Below is a block of records. Copy every line in it that contains the word "true".
>>>
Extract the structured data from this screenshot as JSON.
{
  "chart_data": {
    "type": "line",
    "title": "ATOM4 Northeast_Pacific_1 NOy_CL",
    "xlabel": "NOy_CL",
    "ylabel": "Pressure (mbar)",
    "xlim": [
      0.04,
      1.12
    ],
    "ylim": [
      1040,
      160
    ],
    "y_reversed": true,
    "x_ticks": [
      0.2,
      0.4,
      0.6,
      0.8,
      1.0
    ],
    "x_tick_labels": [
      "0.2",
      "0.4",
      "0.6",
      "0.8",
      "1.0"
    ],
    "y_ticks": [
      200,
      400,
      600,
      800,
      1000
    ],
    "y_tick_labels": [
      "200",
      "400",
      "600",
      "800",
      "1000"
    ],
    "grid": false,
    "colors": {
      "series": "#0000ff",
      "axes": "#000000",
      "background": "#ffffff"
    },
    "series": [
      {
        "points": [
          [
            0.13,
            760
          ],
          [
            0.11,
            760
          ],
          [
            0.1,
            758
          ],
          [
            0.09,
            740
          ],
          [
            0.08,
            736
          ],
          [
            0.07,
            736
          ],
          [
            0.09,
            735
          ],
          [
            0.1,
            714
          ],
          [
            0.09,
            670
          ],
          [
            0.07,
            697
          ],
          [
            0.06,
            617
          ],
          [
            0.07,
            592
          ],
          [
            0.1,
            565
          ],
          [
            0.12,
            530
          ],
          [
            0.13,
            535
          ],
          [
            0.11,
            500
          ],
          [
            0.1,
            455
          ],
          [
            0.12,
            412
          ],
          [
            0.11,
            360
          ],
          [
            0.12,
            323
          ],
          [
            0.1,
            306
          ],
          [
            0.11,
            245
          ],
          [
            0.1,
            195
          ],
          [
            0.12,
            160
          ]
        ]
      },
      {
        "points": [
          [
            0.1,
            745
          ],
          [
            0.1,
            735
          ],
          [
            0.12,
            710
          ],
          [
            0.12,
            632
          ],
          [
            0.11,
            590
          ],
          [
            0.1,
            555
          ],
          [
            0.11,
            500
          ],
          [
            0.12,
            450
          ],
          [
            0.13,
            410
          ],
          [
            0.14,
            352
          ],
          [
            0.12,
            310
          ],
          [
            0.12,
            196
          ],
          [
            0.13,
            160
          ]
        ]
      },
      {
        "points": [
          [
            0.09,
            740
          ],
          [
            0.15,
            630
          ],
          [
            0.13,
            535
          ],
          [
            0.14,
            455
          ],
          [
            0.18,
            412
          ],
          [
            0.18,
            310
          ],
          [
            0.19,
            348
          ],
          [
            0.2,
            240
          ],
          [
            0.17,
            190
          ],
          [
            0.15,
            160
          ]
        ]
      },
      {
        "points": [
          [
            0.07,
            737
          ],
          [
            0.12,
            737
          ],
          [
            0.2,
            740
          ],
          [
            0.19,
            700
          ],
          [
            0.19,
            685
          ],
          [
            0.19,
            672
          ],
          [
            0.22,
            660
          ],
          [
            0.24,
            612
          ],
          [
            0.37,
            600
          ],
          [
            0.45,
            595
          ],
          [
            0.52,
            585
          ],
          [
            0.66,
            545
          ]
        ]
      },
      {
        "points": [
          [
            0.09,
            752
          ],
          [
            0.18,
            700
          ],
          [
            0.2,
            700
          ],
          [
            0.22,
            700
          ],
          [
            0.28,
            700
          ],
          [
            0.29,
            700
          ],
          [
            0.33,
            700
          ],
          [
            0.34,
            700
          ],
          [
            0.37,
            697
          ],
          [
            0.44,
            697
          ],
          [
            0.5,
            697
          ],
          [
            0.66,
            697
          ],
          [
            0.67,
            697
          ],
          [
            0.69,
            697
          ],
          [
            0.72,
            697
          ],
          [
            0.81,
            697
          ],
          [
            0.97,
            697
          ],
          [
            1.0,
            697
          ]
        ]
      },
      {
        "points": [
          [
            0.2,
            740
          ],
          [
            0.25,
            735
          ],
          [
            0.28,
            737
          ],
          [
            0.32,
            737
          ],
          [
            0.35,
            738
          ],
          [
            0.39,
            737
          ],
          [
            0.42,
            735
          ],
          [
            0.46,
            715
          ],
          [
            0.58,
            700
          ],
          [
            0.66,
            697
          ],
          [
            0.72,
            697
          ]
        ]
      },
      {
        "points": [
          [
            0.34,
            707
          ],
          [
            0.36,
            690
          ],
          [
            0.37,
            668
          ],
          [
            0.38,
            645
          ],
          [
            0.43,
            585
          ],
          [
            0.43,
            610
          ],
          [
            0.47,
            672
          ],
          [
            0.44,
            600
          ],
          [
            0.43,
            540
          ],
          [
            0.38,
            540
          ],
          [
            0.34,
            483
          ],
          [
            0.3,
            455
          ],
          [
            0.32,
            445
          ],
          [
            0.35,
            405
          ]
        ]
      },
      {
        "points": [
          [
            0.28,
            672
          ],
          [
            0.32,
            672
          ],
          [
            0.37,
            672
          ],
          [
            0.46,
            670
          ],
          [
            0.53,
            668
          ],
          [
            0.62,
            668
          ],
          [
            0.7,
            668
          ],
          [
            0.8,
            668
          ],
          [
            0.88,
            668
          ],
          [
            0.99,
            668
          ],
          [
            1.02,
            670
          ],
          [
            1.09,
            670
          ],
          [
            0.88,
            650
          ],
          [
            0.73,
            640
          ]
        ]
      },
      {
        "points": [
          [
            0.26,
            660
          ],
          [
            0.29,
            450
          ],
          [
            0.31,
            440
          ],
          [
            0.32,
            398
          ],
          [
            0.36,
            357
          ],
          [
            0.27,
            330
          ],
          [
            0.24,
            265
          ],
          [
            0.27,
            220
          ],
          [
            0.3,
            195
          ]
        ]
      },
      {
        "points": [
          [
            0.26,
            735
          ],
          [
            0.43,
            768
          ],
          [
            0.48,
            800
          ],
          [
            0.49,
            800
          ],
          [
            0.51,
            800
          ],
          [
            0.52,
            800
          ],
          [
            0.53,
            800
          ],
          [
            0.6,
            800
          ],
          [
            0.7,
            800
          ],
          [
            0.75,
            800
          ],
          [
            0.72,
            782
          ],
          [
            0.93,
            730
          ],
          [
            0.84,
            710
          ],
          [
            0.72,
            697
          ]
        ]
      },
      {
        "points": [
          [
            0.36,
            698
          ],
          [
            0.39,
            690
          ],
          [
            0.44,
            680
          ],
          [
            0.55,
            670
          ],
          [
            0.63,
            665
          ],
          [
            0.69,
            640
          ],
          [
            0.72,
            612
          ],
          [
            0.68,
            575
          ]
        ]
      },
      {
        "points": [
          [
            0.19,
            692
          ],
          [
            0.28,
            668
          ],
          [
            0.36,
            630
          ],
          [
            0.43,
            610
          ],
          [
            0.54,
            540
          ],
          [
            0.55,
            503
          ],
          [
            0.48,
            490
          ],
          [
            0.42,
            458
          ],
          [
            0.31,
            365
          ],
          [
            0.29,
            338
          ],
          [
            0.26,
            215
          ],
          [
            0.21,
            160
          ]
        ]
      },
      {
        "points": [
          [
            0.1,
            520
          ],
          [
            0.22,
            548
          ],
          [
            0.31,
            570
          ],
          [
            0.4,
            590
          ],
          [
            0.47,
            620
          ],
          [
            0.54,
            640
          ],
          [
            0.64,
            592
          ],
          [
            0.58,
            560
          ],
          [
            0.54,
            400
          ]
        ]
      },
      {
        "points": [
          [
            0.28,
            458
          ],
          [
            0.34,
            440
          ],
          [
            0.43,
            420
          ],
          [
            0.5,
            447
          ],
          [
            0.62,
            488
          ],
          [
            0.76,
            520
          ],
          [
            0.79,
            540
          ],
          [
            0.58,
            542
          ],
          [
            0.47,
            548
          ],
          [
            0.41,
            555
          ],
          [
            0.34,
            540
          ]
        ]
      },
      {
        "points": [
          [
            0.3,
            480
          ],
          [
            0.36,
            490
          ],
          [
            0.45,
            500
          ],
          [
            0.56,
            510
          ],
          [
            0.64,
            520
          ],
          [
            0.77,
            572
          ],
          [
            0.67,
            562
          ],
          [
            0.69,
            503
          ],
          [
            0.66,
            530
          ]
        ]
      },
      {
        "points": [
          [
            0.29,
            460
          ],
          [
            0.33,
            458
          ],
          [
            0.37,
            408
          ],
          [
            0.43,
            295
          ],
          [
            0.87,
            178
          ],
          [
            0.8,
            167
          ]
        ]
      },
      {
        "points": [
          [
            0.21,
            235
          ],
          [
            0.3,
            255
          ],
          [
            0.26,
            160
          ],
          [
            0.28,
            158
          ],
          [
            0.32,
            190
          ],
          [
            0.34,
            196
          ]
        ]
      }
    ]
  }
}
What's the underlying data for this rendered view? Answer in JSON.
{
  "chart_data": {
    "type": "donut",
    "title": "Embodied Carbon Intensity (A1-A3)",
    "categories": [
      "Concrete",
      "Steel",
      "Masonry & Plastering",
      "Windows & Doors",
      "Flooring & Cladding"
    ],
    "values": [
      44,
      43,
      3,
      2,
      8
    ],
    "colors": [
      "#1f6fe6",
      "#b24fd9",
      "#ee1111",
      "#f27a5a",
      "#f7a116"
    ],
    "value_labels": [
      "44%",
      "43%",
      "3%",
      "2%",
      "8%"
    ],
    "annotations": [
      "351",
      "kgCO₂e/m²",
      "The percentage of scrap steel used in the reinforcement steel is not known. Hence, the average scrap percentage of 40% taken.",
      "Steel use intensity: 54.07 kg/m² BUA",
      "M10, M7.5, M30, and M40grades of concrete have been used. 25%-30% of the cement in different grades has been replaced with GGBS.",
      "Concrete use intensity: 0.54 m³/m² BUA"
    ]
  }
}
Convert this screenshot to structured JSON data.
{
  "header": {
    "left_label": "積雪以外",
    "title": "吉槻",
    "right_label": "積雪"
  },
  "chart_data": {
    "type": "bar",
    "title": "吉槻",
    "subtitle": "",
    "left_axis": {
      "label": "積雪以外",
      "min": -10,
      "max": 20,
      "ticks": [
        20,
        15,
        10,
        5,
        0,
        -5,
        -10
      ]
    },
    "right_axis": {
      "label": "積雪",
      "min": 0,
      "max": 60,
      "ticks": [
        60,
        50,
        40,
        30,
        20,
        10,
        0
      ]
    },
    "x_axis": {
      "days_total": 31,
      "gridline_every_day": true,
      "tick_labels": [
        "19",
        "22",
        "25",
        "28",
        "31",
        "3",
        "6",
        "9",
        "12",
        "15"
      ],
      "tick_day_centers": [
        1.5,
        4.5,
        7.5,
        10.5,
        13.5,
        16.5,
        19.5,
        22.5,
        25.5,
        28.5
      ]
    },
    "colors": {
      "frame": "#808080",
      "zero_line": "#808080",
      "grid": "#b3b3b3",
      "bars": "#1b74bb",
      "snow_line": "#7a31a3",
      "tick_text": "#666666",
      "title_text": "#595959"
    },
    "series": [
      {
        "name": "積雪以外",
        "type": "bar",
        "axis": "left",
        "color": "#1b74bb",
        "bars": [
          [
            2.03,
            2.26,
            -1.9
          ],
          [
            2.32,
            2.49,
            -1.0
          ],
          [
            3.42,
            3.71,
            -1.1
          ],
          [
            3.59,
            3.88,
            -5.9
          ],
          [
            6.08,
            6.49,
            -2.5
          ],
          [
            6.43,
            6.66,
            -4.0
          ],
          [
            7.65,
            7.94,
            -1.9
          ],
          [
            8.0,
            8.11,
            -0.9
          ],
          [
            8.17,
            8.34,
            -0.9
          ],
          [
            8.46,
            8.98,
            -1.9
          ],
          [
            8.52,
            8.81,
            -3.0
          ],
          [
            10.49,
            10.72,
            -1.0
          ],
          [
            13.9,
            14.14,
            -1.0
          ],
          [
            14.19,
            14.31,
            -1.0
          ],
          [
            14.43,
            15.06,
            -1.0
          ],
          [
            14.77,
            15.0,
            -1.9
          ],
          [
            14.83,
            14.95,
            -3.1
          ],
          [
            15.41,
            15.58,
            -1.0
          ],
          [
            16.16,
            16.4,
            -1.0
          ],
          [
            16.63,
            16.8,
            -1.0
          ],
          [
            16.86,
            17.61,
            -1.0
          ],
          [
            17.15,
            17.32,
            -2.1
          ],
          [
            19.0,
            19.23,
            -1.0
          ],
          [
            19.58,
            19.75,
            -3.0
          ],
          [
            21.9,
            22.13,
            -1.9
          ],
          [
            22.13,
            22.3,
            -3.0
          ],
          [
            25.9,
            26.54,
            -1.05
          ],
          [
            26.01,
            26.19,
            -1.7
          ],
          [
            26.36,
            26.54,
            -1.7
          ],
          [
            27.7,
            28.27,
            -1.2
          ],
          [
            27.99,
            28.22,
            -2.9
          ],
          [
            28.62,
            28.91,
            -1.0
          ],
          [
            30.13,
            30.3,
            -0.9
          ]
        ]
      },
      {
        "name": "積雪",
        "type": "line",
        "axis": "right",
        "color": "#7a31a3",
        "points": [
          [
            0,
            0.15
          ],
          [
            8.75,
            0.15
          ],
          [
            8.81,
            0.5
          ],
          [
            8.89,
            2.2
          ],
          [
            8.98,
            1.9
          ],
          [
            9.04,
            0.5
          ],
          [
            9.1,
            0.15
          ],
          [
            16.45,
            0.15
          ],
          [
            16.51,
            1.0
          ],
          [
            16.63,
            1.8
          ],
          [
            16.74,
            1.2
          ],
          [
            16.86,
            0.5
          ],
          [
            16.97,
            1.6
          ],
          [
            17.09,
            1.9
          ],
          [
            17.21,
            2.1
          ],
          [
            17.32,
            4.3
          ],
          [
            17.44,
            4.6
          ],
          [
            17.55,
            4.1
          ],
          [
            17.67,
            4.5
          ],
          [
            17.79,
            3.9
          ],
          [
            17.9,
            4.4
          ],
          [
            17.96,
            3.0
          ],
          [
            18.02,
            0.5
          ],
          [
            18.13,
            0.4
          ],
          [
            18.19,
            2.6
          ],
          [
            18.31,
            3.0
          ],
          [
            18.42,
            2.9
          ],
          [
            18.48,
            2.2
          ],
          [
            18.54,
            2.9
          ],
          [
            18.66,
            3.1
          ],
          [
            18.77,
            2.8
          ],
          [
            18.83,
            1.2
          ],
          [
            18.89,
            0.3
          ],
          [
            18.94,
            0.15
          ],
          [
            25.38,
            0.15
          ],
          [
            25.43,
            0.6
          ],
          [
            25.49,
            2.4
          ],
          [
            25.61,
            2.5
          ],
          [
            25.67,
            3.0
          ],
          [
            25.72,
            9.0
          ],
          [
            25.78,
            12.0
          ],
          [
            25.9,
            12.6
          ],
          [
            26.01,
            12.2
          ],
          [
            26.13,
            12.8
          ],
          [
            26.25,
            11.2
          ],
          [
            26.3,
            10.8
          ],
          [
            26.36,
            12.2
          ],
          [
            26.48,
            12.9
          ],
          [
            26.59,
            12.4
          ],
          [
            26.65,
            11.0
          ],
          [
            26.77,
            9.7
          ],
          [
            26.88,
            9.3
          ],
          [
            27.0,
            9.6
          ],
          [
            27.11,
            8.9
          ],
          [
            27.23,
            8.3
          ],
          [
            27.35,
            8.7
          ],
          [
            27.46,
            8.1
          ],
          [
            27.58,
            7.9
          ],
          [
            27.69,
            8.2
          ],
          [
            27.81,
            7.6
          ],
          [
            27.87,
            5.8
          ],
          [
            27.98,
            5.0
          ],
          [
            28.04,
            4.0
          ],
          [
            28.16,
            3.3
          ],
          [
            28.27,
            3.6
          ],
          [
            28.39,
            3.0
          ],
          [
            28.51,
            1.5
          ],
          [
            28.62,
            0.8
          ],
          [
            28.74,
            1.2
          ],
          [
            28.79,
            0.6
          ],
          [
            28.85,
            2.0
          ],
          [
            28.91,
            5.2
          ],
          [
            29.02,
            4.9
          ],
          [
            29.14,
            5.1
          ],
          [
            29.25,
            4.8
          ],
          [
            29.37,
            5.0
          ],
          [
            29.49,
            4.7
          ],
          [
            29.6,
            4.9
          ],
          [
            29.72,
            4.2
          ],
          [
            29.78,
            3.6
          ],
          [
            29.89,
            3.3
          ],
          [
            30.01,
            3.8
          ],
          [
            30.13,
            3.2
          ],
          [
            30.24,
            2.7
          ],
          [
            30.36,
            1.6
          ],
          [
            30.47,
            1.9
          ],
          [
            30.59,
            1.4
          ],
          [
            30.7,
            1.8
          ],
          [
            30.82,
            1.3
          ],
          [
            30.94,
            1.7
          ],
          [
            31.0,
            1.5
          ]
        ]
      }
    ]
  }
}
<<<
● Written response:
    "y_reversed": true,
      "gridline_every_day": true,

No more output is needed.